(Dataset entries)

****************

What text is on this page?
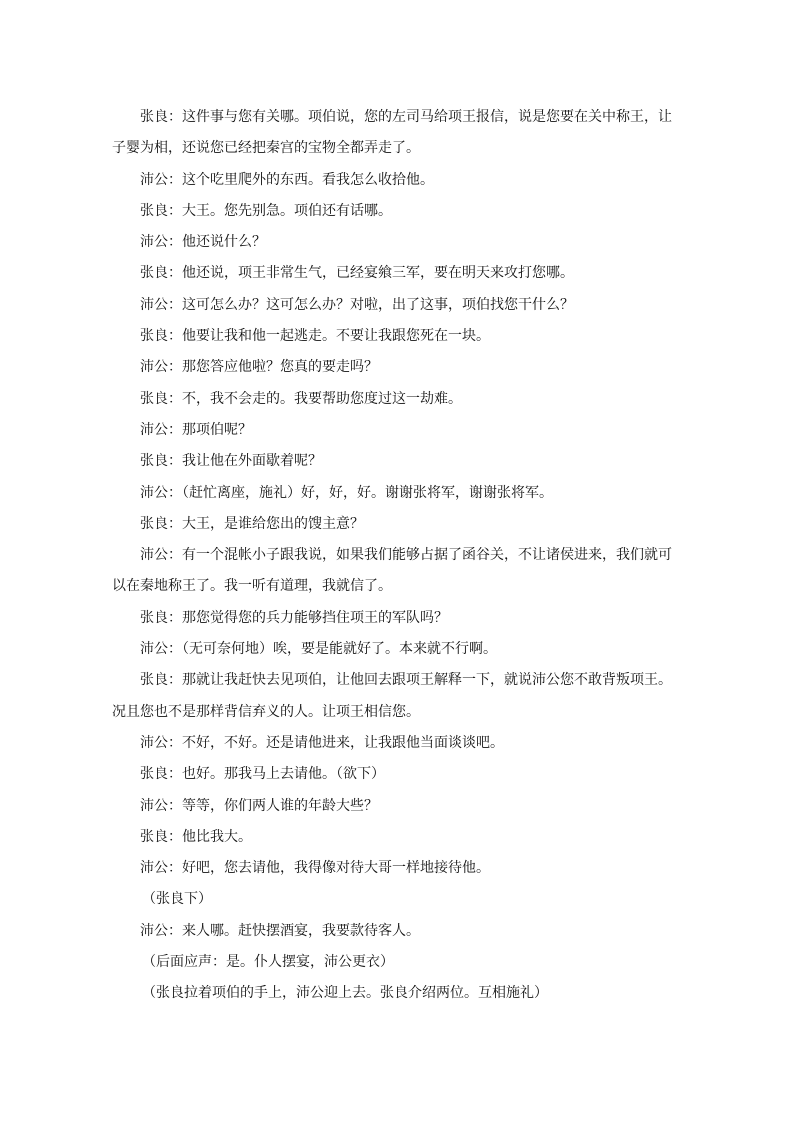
张良：这件事与您有关哪。项伯说，您的左司马给项王报信，说是您要在关中称王，让
子婴为相，还说您已经把秦宫的宝物全都弄走了。
沛公：这个吃里爬外的东西。看我怎么收拾他。
张良：大王。您先别急。项伯还有话哪。
沛公：他还说什么？
张良：他还说，项王非常生气，已经宴飨三军，要在明天来攻打您哪。
沛公：这可怎么办？这可怎么办？对啦，出了这事，项伯找您干什么？
张良：他要让我和他一起逃走。不要让我跟您死在一块。
沛公：那您答应他啦？您真的要走吗？
张良：不，我不会走的。我要帮助您度过这一劫难。
沛公：那项伯呢？
张良：我让他在外面歇着呢？
沛公：（赶忙离座，施礼）好，好，好。谢谢张将军，谢谢张将军。
张良：大王，是谁给您出的馊主意？
沛公：有一个混帐小子跟我说，如果我们能够占据了函谷关，不让诸侯进来，我们就可
以在秦地称王了。我一听有道理，我就信了。
张良：那您觉得您的兵力能够挡住项王的军队吗？
沛公：（无可奈何地）唉，要是能就好了。本来就不行啊。
张良：那就让我赶快去见项伯，让他回去跟项王解释一下，就说沛公您不敢背叛项王。
况且您也不是那样背信弃义的人。让项王相信您。
沛公：不好，不好。还是请他进来，让我跟他当面谈谈吧。
张良：也好。那我马上去请他。（欲下）
沛公：等等，你们两人谁的年龄大些？
张良：他比我大。
沛公：好吧，您去请他，我得像对待大哥一样地接待他。
（张良下）
沛公：来人哪。赶快摆酒宴，我要款待客人。
（后面应声：是。仆人摆宴，沛公更衣）
（张良拉着项伯的手上，沛公迎上去。张良介绍两位。互相施礼）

****************

What the task asks:
The data should be printed again unchanged; leave its pictures out.

Problem solution:
What text is on this page?
张良：这件事与您有关哪。项伯说，您的左司马给项王报信，说是您要在关中称王，让
子婴为相，还说您已经把秦宫的宝物全都弄走了。
沛公：这个吃里爬外的东西。看我怎么收拾他。
张良：大王。您先别急。项伯还有话哪。
沛公：他还说什么？
张良：他还说，项王非常生气，已经宴飨三军，要在明天来攻打您哪。
沛公：这可怎么办？这可怎么办？对啦，出了这事，项伯找您干什么？
张良：他要让我和他一起逃走。不要让我跟您死在一块。
沛公：那您答应他啦？您真的要走吗？
张良：不，我不会走的。我要帮助您度过这一劫难。
沛公：那项伯呢？
张良：我让他在外面歇着呢？
沛公：（赶忙离座，施礼）好，好，好。谢谢张将军，谢谢张将军。
张良：大王，是谁给您出的馊主意？
沛公：有一个混帐小子跟我说，如果我们能够占据了函谷关，不让诸侯进来，我们就可
以在秦地称王了。我一听有道理，我就信了。
张良：那您觉得您的兵力能够挡住项王的军队吗？
沛公：（无可奈何地）唉，要是能就好了。本来就不行啊。
张良：那就让我赶快去见项伯，让他回去跟项王解释一下，就说沛公您不敢背叛项王。
况且您也不是那样背信弃义的人。让项王相信您。
沛公：不好，不好。还是请他进来，让我跟他当面谈谈吧。
张良：也好。那我马上去请他。（欲下）
沛公：等等，你们两人谁的年龄大些？
张良：他比我大。
沛公：好吧，您去请他，我得像对待大哥一样地接待他。
（张良下）
沛公：来人哪。赶快摆酒宴，我要款待客人。
（后面应声：是。仆人摆宴，沛公更衣）
（张良拉着项伯的手上，沛公迎上去。张良介绍两位。互相施礼）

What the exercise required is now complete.